• Stated task: Across the entries, how many lines have the string "информация" in them? Reply with only a number.

○ ○ ○ ○ ○ ○ ○

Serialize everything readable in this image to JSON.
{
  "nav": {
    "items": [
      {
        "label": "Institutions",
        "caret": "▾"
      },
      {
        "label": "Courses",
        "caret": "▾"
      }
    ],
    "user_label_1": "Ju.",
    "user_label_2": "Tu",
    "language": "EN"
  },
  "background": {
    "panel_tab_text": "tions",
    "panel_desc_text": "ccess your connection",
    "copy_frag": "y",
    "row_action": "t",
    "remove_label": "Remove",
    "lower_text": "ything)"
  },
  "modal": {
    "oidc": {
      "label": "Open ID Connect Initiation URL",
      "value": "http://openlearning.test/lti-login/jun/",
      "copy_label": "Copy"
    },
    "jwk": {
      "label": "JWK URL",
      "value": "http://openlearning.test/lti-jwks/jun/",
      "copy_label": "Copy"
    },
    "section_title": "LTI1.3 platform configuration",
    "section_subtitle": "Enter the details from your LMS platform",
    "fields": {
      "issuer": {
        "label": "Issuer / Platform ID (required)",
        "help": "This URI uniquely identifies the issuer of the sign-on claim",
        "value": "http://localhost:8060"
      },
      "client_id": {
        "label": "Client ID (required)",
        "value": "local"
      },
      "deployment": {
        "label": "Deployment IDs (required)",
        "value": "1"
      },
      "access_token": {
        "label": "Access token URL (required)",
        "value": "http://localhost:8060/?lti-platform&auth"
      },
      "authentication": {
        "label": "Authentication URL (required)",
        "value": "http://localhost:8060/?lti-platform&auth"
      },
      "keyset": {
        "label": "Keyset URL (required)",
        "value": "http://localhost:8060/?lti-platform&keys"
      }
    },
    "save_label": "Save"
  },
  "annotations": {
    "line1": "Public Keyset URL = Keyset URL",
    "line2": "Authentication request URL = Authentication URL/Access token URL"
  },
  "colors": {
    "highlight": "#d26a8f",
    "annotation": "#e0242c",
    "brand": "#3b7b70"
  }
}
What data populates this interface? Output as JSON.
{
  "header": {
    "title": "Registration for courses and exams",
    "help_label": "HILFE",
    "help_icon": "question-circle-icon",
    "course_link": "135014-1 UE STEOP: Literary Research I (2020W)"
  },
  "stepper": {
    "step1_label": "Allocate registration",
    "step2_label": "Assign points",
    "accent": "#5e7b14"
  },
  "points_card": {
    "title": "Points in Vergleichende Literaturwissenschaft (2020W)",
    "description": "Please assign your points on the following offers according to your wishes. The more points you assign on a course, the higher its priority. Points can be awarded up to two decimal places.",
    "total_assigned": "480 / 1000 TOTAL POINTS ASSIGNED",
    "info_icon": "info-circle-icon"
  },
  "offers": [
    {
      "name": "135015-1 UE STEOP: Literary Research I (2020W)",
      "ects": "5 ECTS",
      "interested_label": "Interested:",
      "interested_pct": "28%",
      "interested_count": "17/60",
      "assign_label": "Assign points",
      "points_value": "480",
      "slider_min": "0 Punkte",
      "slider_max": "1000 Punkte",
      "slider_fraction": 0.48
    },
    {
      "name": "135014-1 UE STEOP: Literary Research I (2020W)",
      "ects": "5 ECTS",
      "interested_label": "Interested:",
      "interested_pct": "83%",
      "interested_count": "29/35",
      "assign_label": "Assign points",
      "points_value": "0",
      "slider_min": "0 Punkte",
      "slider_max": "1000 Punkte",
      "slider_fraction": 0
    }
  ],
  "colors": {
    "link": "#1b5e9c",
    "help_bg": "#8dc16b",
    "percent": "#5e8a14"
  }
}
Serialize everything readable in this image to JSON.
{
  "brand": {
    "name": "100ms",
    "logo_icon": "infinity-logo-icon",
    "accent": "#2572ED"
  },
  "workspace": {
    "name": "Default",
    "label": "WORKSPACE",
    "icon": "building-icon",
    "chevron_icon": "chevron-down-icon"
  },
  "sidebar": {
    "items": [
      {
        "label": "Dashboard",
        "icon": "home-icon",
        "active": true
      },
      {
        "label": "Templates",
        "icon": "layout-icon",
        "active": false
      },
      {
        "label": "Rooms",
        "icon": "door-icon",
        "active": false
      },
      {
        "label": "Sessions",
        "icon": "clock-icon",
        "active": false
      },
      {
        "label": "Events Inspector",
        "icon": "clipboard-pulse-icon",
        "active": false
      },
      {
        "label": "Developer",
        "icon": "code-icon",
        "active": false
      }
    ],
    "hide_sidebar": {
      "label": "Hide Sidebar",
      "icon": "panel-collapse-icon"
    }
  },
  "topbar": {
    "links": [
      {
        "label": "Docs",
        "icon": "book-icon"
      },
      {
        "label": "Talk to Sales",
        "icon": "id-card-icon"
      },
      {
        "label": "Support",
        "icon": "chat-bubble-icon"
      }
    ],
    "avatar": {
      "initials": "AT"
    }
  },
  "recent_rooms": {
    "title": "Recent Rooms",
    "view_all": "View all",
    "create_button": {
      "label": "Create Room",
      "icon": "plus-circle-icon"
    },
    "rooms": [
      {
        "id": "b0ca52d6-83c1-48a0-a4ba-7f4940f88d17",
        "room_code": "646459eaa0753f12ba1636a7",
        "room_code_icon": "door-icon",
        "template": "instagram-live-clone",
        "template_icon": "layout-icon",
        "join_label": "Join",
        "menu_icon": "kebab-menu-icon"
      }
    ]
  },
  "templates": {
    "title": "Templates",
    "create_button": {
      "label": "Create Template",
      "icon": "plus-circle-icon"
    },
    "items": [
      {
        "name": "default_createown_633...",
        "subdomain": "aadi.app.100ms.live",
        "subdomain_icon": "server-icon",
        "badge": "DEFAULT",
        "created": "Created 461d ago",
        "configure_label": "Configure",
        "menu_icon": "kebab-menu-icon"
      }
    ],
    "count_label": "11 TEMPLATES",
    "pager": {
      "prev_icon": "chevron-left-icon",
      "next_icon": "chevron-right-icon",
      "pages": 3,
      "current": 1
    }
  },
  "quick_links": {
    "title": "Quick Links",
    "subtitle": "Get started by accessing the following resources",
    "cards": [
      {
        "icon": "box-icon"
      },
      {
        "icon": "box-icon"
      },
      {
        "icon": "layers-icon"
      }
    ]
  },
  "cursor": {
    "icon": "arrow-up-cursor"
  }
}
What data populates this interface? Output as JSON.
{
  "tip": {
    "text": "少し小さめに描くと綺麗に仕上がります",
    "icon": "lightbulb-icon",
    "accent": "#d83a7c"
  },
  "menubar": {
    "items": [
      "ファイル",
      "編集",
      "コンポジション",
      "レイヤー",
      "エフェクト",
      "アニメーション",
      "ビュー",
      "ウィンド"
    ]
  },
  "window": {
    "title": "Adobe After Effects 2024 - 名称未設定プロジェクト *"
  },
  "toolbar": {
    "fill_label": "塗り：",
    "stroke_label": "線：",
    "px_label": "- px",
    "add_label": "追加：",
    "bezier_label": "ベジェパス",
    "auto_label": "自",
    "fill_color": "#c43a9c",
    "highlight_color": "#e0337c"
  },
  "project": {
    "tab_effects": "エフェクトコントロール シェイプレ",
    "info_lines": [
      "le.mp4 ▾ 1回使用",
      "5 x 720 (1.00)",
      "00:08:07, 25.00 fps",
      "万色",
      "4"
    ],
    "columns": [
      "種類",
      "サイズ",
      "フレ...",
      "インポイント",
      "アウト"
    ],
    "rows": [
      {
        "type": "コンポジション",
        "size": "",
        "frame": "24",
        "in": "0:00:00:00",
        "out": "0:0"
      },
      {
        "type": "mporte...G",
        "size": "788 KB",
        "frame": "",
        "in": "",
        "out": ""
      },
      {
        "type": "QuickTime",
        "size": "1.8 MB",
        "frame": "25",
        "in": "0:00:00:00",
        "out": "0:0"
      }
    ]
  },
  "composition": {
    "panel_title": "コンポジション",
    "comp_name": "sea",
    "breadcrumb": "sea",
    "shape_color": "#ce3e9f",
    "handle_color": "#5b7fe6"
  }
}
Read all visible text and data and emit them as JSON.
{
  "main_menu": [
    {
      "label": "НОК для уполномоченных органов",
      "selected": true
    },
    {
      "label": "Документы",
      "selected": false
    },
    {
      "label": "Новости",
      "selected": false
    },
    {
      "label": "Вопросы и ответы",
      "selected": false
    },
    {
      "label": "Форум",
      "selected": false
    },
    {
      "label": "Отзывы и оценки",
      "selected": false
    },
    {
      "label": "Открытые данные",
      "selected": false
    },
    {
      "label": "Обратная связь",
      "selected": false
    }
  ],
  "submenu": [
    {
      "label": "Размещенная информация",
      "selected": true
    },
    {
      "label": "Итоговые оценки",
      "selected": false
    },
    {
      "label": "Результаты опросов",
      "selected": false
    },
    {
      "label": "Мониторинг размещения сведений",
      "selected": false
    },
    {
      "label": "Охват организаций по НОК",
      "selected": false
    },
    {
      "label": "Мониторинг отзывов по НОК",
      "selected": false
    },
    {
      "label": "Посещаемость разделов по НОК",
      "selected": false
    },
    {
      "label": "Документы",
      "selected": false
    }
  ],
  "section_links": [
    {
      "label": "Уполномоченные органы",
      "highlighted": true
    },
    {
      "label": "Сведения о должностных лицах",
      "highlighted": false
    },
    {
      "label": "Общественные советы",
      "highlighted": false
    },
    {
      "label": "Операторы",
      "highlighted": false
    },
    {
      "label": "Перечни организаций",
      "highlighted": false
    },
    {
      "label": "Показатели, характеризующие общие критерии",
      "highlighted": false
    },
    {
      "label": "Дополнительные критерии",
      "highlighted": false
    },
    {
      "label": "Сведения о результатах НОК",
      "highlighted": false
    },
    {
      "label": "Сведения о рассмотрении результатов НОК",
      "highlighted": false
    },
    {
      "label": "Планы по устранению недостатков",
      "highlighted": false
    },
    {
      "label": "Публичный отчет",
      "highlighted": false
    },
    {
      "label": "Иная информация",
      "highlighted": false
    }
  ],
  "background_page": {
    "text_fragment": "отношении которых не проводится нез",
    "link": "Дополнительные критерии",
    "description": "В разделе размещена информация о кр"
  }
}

○ ○ ○ ○ ○ ○ ○

• The response: 3